* Begin MATERIAL FOR THIS TASK *

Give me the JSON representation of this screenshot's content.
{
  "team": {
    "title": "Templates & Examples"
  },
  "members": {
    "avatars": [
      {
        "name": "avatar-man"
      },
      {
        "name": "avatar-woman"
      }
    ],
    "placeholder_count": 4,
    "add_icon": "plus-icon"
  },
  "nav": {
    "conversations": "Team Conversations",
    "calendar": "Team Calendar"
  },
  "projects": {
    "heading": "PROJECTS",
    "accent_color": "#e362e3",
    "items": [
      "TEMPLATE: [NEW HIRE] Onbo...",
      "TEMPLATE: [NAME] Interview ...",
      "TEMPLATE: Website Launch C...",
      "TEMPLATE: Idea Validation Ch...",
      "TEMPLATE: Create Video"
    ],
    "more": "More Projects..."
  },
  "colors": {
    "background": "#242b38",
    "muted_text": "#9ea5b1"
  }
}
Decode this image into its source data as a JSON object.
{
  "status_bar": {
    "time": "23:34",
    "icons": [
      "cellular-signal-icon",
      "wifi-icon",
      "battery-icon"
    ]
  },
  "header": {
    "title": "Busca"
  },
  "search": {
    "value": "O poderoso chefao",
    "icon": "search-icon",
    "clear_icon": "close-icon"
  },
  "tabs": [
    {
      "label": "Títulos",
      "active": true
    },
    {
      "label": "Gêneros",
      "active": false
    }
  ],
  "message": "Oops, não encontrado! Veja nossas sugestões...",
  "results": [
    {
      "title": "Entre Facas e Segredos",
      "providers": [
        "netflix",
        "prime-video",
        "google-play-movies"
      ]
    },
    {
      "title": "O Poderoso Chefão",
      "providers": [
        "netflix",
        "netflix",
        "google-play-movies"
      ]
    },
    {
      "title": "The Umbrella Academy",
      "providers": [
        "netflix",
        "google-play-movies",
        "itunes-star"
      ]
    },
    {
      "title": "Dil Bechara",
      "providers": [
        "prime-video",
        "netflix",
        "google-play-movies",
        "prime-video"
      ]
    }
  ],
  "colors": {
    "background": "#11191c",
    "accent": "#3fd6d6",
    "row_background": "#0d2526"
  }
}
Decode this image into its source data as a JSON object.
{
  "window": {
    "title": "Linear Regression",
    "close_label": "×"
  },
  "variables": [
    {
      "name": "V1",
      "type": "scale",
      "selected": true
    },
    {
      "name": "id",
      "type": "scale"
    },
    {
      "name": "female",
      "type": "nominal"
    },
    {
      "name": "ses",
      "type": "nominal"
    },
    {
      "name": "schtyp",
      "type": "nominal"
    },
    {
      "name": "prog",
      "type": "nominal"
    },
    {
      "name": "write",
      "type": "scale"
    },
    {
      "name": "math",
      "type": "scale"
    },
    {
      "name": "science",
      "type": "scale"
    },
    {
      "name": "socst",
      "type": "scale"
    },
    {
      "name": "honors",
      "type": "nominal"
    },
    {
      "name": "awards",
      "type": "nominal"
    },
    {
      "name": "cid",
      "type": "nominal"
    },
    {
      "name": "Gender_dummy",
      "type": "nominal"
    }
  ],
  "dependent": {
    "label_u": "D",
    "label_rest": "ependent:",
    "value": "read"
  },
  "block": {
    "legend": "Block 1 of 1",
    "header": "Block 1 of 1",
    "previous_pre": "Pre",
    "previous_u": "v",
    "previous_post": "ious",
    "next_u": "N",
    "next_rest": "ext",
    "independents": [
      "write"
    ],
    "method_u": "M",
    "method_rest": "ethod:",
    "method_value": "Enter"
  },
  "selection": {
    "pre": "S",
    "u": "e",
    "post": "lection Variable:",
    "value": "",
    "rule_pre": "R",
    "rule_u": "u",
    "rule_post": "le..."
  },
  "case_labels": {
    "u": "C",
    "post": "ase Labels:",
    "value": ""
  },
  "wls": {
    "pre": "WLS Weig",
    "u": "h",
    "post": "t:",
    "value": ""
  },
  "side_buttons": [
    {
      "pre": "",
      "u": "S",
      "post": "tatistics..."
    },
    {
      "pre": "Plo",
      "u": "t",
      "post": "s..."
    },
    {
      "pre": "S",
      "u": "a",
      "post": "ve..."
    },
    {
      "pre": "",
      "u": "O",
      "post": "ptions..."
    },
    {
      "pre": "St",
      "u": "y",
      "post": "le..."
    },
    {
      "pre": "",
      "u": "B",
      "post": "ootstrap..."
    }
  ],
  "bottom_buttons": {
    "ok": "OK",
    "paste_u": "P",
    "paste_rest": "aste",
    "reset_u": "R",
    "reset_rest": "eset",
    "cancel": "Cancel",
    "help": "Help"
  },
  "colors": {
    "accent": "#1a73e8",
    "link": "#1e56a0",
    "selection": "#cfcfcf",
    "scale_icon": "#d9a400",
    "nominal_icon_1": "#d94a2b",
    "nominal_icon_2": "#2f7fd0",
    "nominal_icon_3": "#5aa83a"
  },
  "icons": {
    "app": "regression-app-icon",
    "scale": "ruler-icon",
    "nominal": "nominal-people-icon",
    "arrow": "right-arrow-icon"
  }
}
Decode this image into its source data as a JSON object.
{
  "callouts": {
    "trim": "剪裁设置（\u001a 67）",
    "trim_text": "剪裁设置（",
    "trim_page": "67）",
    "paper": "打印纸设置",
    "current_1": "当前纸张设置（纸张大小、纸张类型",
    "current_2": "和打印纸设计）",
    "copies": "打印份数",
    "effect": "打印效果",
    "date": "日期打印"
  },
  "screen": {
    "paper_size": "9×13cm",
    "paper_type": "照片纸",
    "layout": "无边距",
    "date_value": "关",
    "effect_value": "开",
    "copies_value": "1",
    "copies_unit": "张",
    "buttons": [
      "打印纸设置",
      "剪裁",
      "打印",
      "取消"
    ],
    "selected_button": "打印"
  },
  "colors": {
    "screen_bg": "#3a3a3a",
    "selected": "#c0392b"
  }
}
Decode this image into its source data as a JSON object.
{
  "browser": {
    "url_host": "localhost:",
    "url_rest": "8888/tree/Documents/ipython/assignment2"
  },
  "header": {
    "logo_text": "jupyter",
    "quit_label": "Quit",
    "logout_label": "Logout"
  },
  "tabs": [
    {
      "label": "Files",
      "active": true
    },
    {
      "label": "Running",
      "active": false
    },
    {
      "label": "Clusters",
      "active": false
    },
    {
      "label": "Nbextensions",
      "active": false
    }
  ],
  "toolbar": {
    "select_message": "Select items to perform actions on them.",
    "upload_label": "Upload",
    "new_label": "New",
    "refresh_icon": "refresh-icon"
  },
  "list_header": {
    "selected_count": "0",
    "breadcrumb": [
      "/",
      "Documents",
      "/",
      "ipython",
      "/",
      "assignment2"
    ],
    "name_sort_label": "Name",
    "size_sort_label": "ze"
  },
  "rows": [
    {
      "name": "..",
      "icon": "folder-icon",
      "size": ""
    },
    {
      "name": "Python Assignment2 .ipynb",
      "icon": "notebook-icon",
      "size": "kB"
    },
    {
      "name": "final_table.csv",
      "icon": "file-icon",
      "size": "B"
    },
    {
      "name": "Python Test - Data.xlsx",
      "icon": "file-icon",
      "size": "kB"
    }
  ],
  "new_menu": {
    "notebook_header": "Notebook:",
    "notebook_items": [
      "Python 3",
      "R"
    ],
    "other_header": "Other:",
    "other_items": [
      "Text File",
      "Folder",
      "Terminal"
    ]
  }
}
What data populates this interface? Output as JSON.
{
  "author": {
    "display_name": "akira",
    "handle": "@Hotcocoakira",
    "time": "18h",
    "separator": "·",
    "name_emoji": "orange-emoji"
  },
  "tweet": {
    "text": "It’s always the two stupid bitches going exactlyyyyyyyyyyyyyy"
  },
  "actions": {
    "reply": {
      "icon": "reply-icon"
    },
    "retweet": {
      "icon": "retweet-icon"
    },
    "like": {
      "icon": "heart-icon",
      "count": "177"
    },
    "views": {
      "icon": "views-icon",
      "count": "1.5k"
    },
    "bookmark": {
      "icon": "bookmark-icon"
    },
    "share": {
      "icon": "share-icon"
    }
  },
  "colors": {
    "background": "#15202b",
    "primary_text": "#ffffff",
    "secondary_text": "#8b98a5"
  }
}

* End MATERIAL FOR THIS TASK *

GIVEN EXERCISE >>
All lines from the one with "What data populates" through the final line above are to be quoted exactly; quote no other line.

EXPECTED ANSWER >>
What data populates this interface? Output as JSON.
{
  "author": {
    "display_name": "akira",
    "handle": "@Hotcocoakira",
    "time": "18h",
    "separator": "·",
    "name_emoji": "orange-emoji"
  },
  "tweet": {
    "text": "It’s always the two stupid bitches going exactlyyyyyyyyyyyyyy"
  },
  "actions": {
    "reply": {
      "icon": "reply-icon"
    },
    "retweet": {
      "icon": "retweet-icon"
    },
    "like": {
      "icon": "heart-icon",
      "count": "177"
    },
    "views": {
      "icon": "views-icon",
      "count": "1.5k"
    },
    "bookmark": {
      "icon": "bookmark-icon"
    },
    "share": {
      "icon": "share-icon"
    }
  },
  "colors": {
    "background": "#15202b",
    "primary_text": "#ffffff",
    "secondary_text": "#8b98a5"
  }
}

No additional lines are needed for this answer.